» **AIM**: Transcribe the material word for word, but without the images.

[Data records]

____________

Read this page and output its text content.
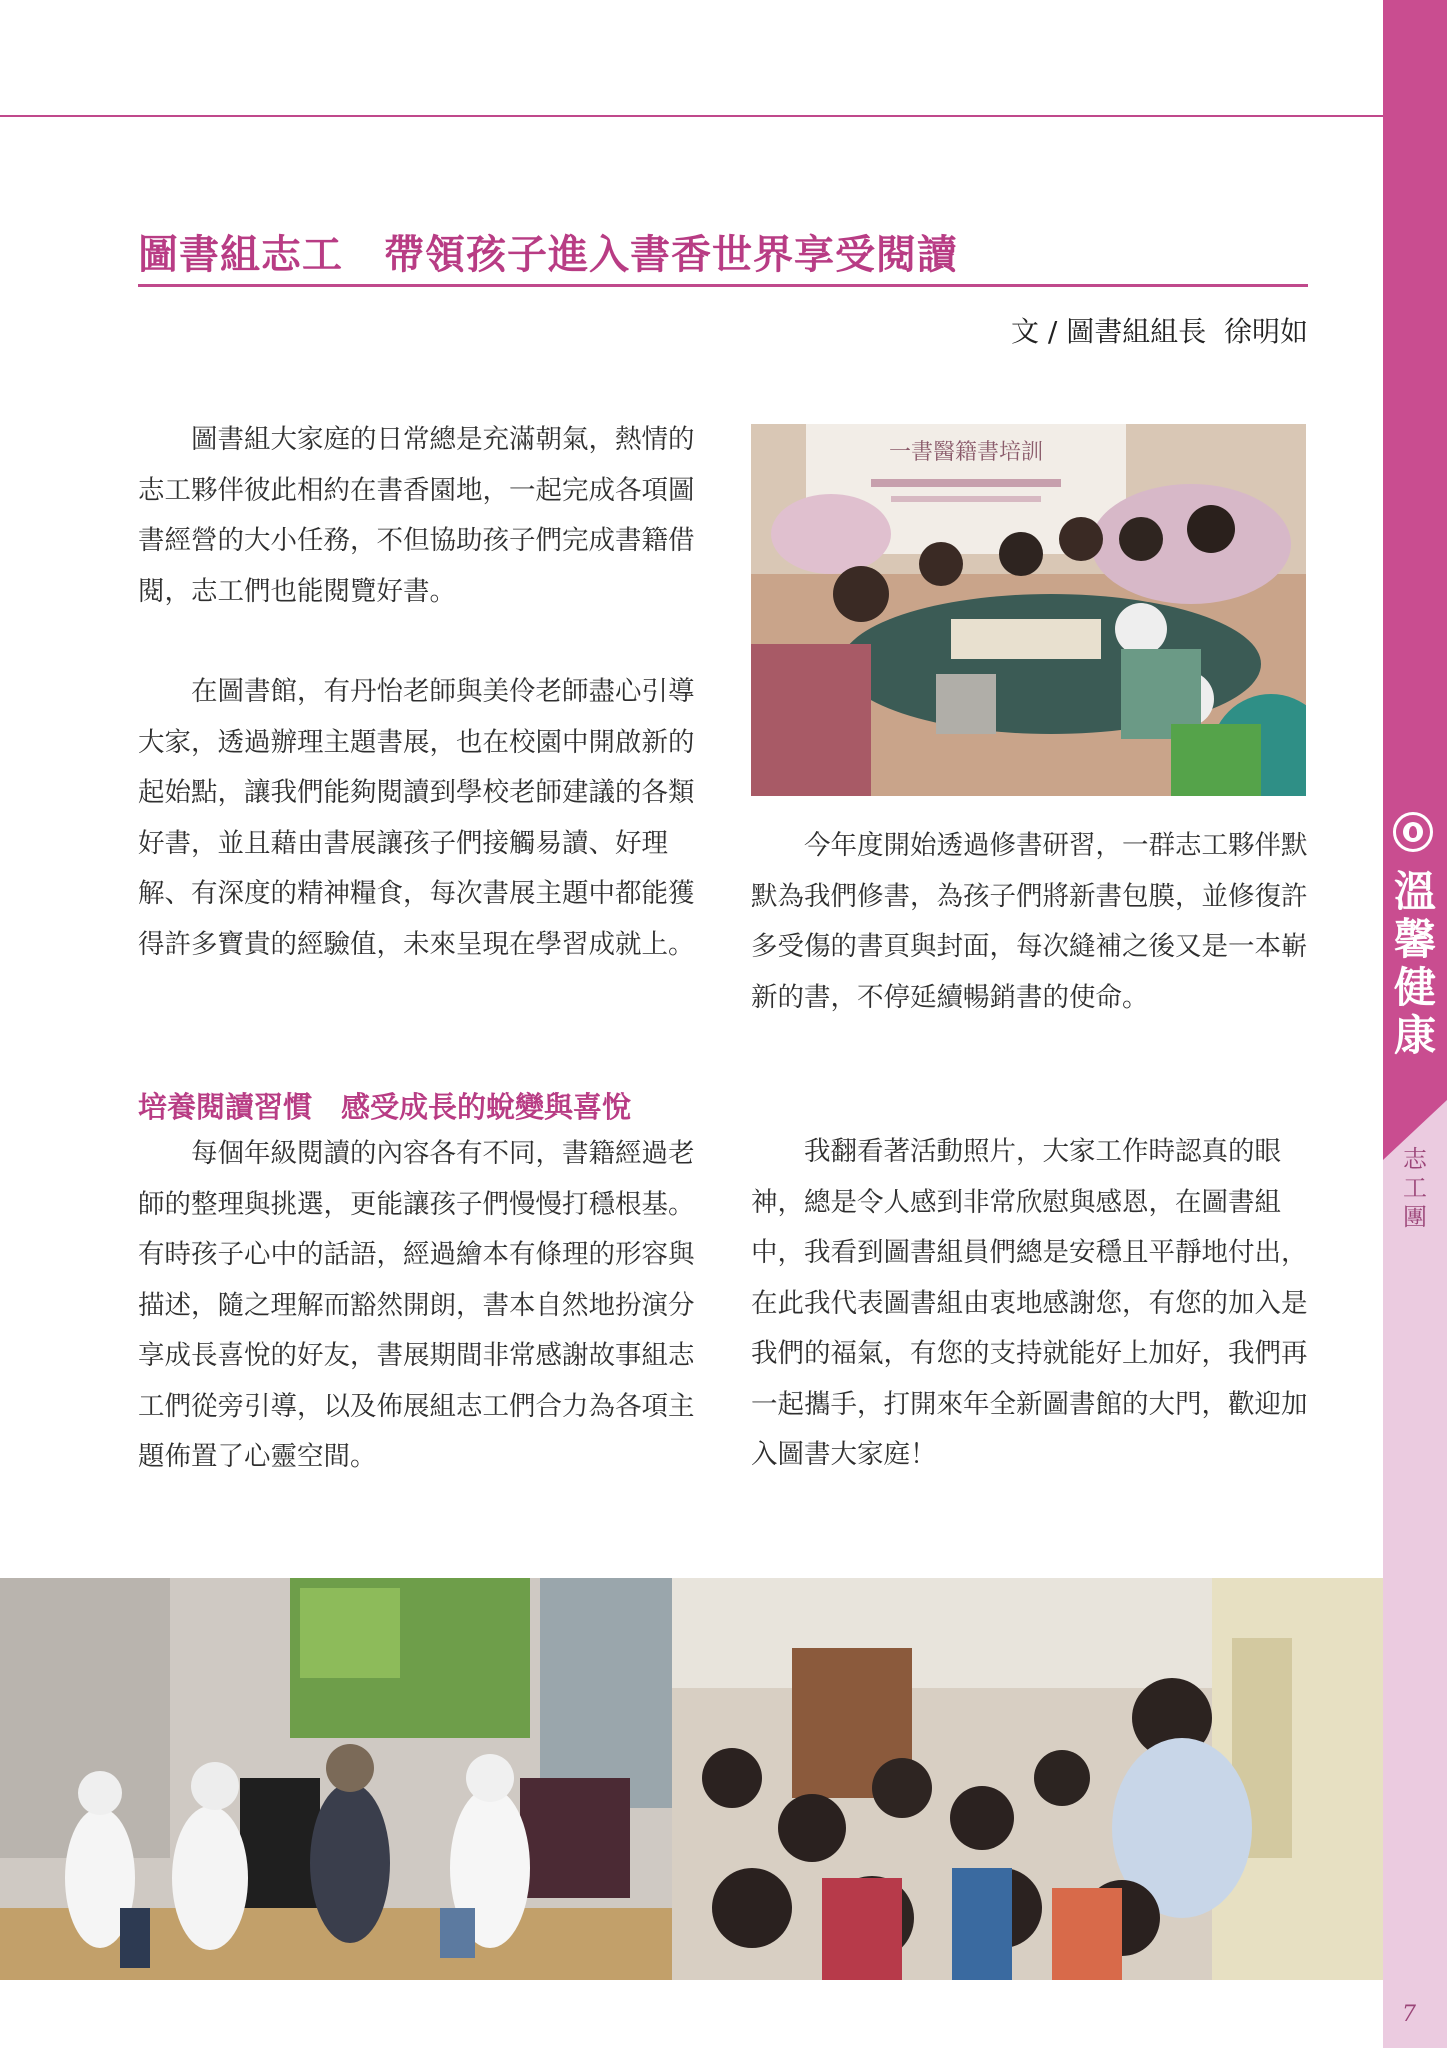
溫
馨
健
康
志
工
團
圖書組志工　帶領孩子進入書香世界享受閱讀
文 / 圖書組組長  徐明如

圖書組大家庭的日常總是充滿朝氣，熱情的志工夥伴彼此相約在書香園地，一起完成各項圖書經營的大小任務，不但協助孩子們完成書籍借閱，志工們也能閱覽好書。

在圖書館，有丹怡老師與美伶老師盡心引導大家，透過辦理主題書展，也在校園中開啟新的起始點，讓我們能夠閱讀到學校老師建議的各類好書，並且藉由書展讓孩子們接觸易讀、好理解、有深度的精神糧食，每次書展主題中都能獲得許多寶貴的經驗值，未來呈現在學習成就上。

培養閱讀習慣　感受成長的蛻變與喜悅

每個年級閱讀的內容各有不同，書籍經過老師的整理與挑選，更能讓孩子們慢慢打穩根基。有時孩子心中的話語，經過繪本有條理的形容與描述，隨之理解而豁然開朗，書本自然地扮演分享成長喜悅的好友，書展期間非常感謝故事組志工們從旁引導，以及佈展組志工們合力為各項主題佈置了心靈空間。

一書醫籍書培訓

今年度開始透過修書研習，一群志工夥伴默默為我們修書，為孩子們將新書包膜，並修復許多受傷的書頁與封面，每次縫補之後又是一本嶄新的書，不停延續暢銷書的使命。

我翻看著活動照片，大家工作時認真的眼神，總是令人感到非常欣慰與感恩，在圖書組中，我看到圖書組員們總是安穩且平靜地付出，在此我代表圖書組由衷地感謝您，有您的加入是我們的福氣，有您的支持就能好上加好，我們再一起攜手，打開來年全新圖書館的大門，歡迎加入圖書大家庭！

7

____________

» **EXERCISE OUTPUT**:
Read this page and output its text content.
溫
馨
健
康
志
工
團
圖書組志工　帶領孩子進入書香世界享受閱讀
文 / 圖書組組長  徐明如

圖書組大家庭的日常總是充滿朝氣，熱情的志工夥伴彼此相約在書香園地，一起完成各項圖書經營的大小任務，不但協助孩子們完成書籍借閱，志工們也能閱覽好書。

在圖書館，有丹怡老師與美伶老師盡心引導大家，透過辦理主題書展，也在校園中開啟新的起始點，讓我們能夠閱讀到學校老師建議的各類好書，並且藉由書展讓孩子們接觸易讀、好理解、有深度的精神糧食，每次書展主題中都能獲得許多寶貴的經驗值，未來呈現在學習成就上。

培養閱讀習慣　感受成長的蛻變與喜悅

每個年級閱讀的內容各有不同，書籍經過老師的整理與挑選，更能讓孩子們慢慢打穩根基。有時孩子心中的話語，經過繪本有條理的形容與描述，隨之理解而豁然開朗，書本自然地扮演分享成長喜悅的好友，書展期間非常感謝故事組志工們從旁引導，以及佈展組志工們合力為各項主題佈置了心靈空間。

一書醫籍書培訓

今年度開始透過修書研習，一群志工夥伴默默為我們修書，為孩子們將新書包膜，並修復許多受傷的書頁與封面，每次縫補之後又是一本嶄新的書，不停延續暢銷書的使命。

我翻看著活動照片，大家工作時認真的眼神，總是令人感到非常欣慰與感恩，在圖書組中，我看到圖書組員們總是安穩且平靜地付出，在此我代表圖書組由衷地感謝您，有您的加入是我們的福氣，有您的支持就能好上加好，我們再一起攜手，打開來年全新圖書館的大門，歡迎加入圖書大家庭！

7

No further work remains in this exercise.